### WHAT THE EXERCISE ASKS
From the records below, copy each line that has the word "glands" in it.

Page transcription records:
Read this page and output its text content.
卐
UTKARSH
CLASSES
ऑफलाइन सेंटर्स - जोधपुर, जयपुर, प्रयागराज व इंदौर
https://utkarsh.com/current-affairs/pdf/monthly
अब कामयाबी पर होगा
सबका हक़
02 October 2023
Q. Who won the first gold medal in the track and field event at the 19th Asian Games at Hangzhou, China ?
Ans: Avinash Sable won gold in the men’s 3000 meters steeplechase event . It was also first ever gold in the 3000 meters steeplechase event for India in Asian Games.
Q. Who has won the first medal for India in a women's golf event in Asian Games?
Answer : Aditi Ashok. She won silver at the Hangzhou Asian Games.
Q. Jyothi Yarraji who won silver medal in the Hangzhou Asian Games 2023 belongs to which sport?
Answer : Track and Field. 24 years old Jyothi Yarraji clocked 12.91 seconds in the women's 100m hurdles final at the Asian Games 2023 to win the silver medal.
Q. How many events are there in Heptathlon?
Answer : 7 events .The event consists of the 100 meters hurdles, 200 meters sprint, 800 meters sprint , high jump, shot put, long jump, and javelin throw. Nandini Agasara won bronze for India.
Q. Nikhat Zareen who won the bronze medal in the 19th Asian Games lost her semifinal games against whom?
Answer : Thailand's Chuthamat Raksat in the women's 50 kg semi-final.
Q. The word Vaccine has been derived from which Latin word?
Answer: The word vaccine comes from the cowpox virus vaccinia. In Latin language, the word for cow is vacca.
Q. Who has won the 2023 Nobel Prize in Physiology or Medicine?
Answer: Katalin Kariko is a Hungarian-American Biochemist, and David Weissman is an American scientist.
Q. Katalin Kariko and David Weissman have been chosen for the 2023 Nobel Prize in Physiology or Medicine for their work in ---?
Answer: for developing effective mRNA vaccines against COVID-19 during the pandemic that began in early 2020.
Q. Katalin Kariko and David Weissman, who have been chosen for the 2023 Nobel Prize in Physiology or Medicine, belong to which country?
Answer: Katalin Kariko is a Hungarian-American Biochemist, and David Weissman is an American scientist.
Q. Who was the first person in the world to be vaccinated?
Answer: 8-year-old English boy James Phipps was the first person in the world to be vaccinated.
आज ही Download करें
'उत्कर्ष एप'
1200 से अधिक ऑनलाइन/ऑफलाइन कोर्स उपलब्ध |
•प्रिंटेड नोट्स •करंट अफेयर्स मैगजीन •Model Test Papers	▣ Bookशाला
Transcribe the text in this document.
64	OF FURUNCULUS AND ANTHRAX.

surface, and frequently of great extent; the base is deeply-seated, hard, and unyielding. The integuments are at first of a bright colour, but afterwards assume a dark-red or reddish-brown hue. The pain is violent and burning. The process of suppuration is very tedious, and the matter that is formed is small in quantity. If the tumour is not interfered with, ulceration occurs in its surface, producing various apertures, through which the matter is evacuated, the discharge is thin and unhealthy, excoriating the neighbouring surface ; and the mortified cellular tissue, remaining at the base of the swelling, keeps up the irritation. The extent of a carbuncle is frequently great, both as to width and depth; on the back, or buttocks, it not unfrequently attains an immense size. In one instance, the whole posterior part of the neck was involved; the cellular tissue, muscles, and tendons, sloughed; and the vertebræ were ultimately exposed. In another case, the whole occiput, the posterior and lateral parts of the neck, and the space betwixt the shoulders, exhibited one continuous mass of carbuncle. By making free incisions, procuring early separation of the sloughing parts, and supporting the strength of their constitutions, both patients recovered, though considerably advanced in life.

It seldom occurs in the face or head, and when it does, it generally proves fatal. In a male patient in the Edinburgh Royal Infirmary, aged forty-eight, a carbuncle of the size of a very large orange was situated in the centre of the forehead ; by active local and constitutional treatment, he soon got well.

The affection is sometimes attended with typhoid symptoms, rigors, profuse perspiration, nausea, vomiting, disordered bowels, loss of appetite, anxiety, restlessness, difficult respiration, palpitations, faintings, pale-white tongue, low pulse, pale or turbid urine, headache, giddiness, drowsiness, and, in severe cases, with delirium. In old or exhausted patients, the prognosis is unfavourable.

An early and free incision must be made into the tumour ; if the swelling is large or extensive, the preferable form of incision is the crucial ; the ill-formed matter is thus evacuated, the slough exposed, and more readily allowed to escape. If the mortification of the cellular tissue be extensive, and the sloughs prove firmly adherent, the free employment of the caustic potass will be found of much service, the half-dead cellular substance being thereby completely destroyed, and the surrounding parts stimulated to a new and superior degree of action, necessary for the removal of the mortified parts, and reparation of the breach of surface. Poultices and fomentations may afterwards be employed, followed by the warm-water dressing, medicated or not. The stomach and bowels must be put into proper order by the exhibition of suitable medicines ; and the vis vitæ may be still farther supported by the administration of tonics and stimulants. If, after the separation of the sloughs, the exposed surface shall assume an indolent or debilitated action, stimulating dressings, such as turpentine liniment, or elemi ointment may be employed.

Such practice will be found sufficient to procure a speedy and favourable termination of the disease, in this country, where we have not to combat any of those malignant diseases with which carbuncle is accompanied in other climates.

* * *

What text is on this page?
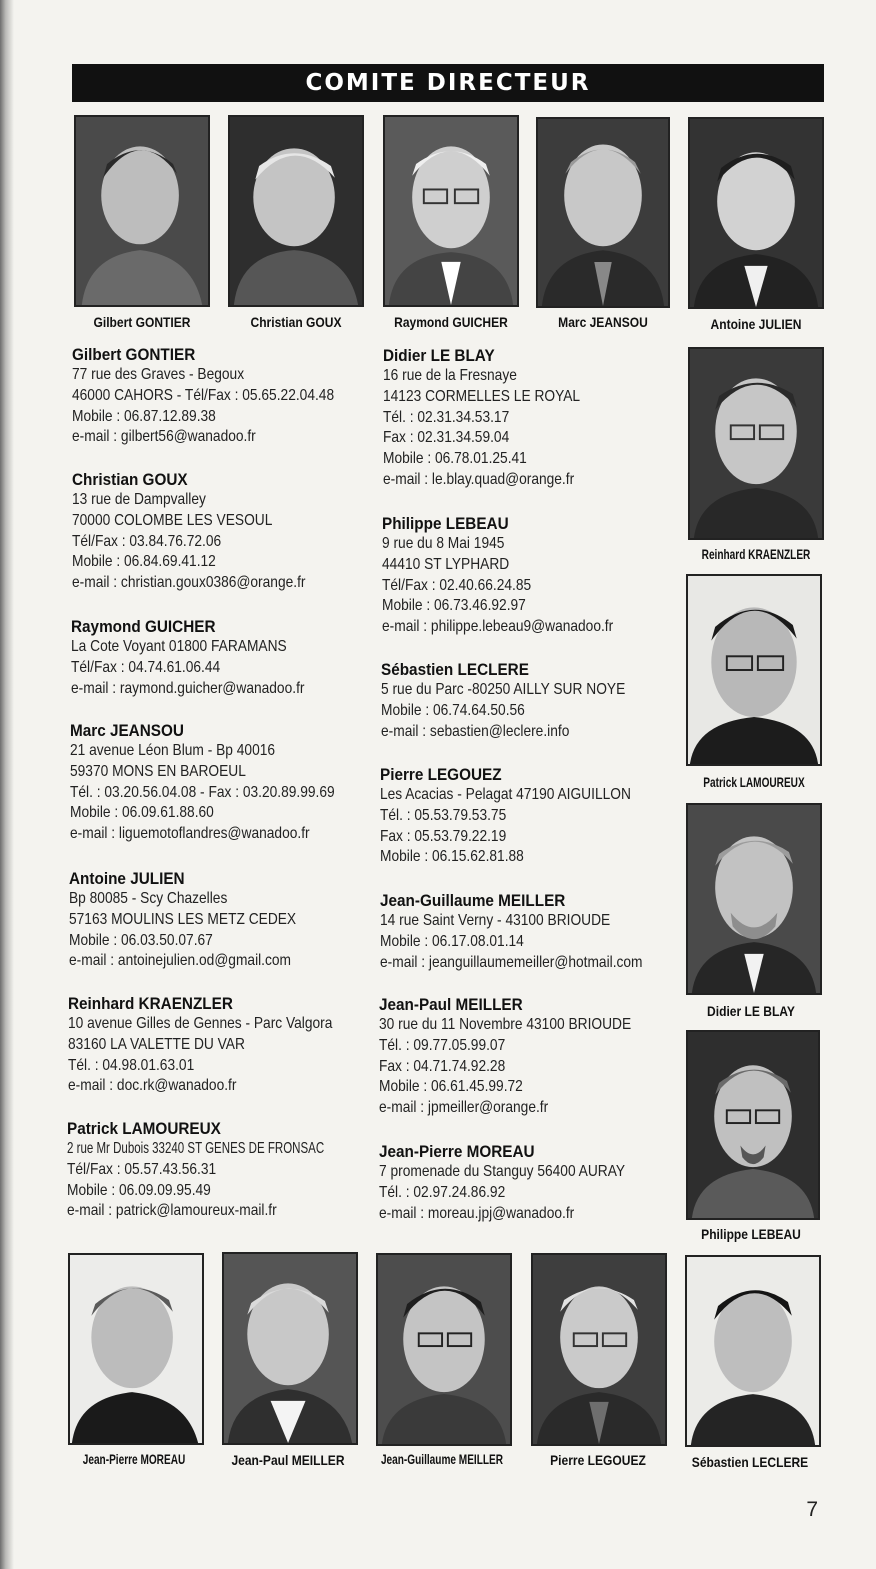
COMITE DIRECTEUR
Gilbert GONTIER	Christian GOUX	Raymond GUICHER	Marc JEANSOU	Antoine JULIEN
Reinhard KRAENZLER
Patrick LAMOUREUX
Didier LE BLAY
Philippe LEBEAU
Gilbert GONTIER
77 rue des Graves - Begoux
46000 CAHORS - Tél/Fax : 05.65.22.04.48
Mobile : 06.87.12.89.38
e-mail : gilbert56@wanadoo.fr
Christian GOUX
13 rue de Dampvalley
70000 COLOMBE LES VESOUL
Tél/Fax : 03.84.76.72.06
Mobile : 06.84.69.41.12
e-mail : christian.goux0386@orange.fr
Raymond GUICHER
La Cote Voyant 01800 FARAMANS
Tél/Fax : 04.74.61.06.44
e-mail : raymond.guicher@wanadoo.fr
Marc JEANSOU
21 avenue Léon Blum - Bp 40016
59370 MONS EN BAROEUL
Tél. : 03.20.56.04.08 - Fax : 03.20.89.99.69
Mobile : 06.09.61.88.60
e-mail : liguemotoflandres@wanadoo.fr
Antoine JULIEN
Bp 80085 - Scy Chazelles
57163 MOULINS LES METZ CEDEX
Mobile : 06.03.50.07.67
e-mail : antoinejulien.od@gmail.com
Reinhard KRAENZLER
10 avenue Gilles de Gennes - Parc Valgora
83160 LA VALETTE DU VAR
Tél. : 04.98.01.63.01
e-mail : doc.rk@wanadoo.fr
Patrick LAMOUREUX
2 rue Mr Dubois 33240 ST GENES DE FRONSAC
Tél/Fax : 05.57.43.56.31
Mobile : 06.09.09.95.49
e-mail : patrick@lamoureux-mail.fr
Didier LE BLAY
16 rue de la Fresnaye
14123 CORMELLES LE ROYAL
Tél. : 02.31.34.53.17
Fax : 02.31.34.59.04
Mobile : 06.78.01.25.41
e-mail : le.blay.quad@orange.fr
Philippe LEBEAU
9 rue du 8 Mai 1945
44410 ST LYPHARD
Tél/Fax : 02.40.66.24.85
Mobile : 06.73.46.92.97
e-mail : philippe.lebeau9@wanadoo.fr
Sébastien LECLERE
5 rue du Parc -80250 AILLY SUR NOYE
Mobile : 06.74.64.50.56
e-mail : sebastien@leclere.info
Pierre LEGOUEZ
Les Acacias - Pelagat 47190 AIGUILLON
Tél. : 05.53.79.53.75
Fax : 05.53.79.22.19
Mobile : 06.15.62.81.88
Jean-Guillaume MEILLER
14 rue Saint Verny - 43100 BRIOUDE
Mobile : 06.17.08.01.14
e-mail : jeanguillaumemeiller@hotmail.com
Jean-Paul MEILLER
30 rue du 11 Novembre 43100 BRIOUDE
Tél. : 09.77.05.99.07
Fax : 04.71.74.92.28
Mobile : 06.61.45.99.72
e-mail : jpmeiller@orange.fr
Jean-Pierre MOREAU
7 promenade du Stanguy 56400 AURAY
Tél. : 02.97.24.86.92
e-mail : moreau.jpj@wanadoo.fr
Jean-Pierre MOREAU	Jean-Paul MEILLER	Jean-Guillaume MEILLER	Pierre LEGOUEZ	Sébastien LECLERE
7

* * *

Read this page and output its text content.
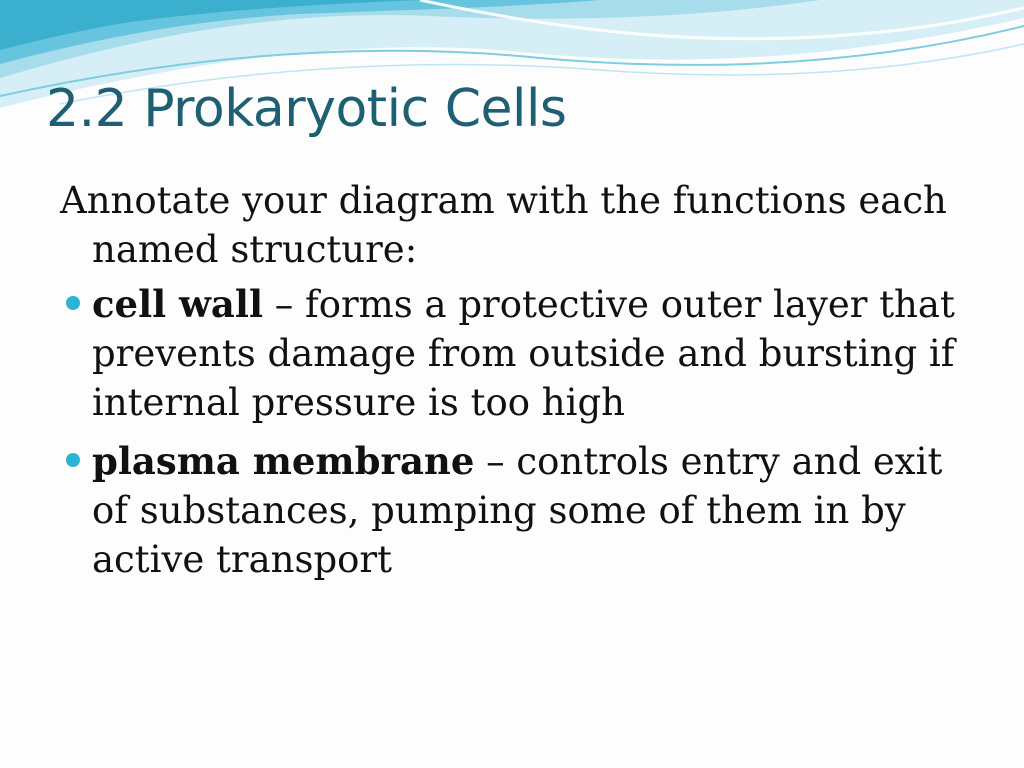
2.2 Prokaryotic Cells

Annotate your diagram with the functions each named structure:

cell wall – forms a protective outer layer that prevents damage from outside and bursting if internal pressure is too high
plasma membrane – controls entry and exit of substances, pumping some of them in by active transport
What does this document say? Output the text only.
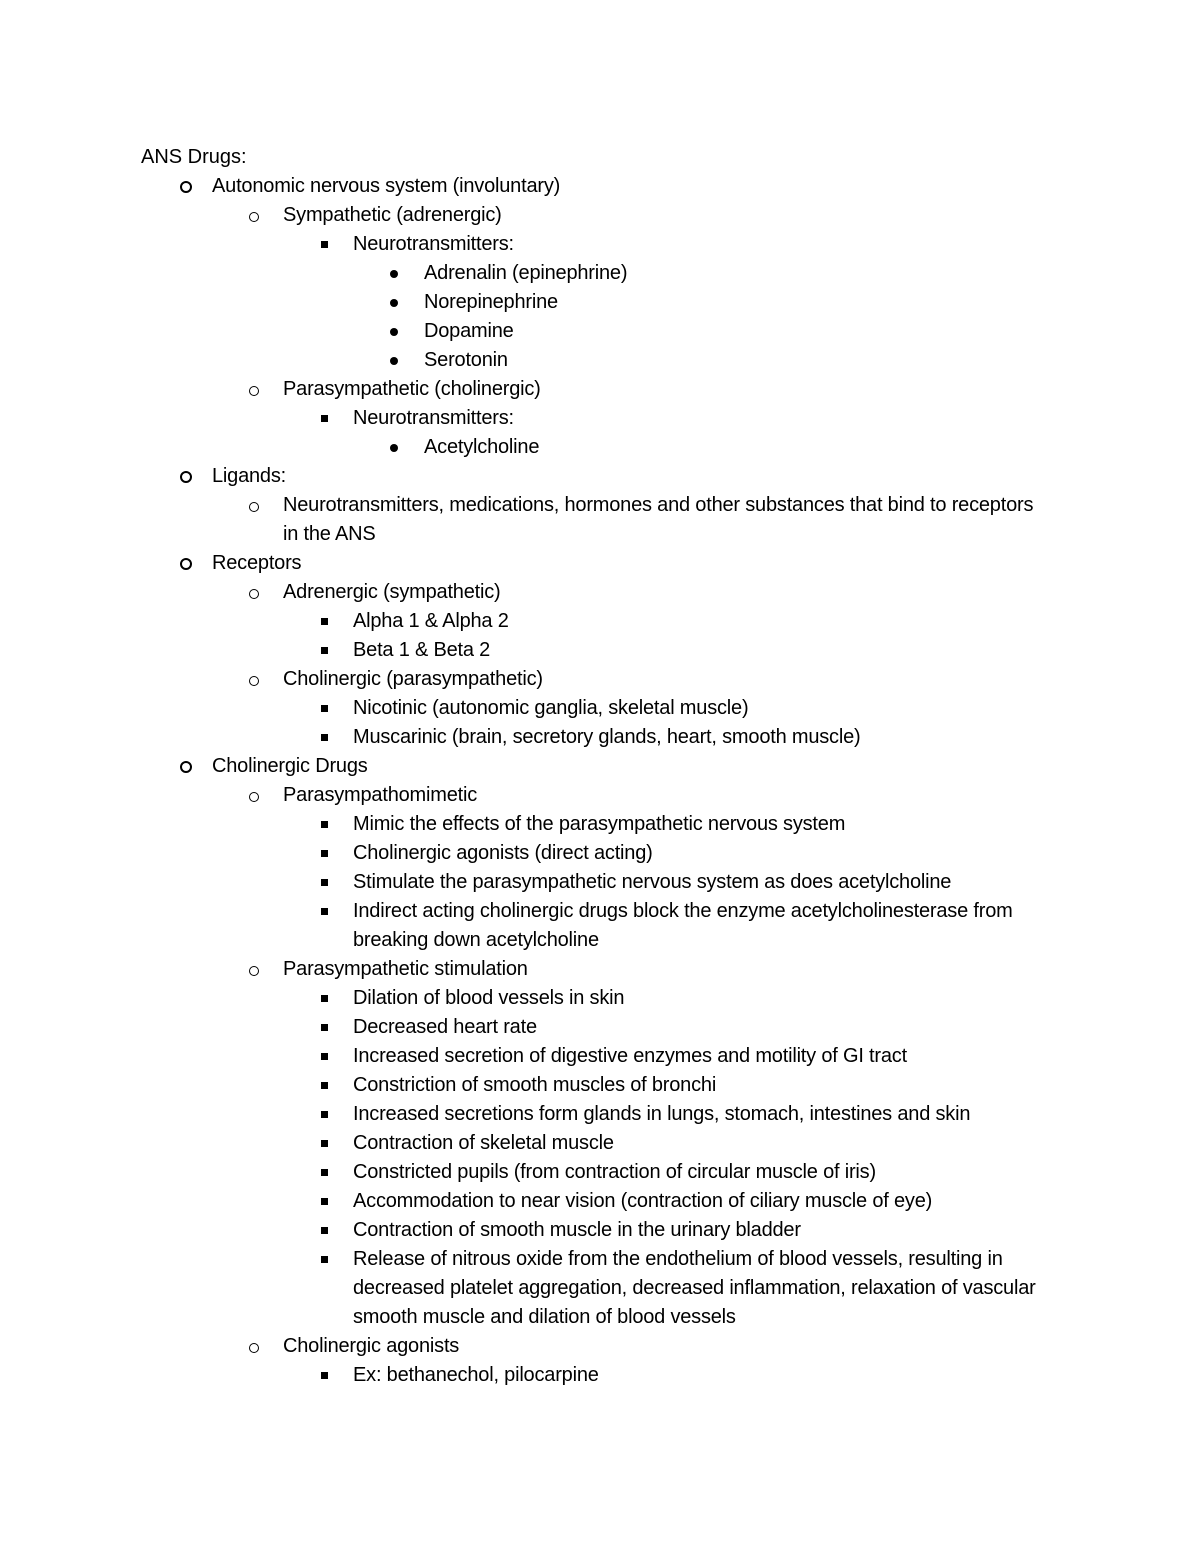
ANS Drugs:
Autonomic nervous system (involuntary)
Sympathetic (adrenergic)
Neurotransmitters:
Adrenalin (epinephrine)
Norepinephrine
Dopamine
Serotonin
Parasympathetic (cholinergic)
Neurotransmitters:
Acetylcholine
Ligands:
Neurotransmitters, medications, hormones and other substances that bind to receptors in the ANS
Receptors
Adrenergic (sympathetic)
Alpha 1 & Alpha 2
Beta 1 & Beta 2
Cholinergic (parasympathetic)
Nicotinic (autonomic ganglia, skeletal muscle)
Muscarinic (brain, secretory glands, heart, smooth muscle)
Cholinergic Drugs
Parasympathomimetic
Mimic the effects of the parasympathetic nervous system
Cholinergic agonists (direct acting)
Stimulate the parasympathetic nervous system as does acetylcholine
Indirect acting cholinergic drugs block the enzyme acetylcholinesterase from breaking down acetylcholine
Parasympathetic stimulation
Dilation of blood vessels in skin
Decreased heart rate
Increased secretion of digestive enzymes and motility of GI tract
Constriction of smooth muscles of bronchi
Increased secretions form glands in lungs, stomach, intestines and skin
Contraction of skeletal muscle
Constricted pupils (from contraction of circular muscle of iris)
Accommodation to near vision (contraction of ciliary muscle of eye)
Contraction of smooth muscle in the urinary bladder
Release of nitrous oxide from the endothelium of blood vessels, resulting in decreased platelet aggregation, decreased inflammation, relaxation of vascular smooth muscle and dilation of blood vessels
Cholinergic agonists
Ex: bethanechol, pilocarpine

### THE COMPLETED TASK
Muscarinic (brain, secretory glands, heart, smooth muscle)
Increased secretions form glands in lungs, stomach, intestines and skin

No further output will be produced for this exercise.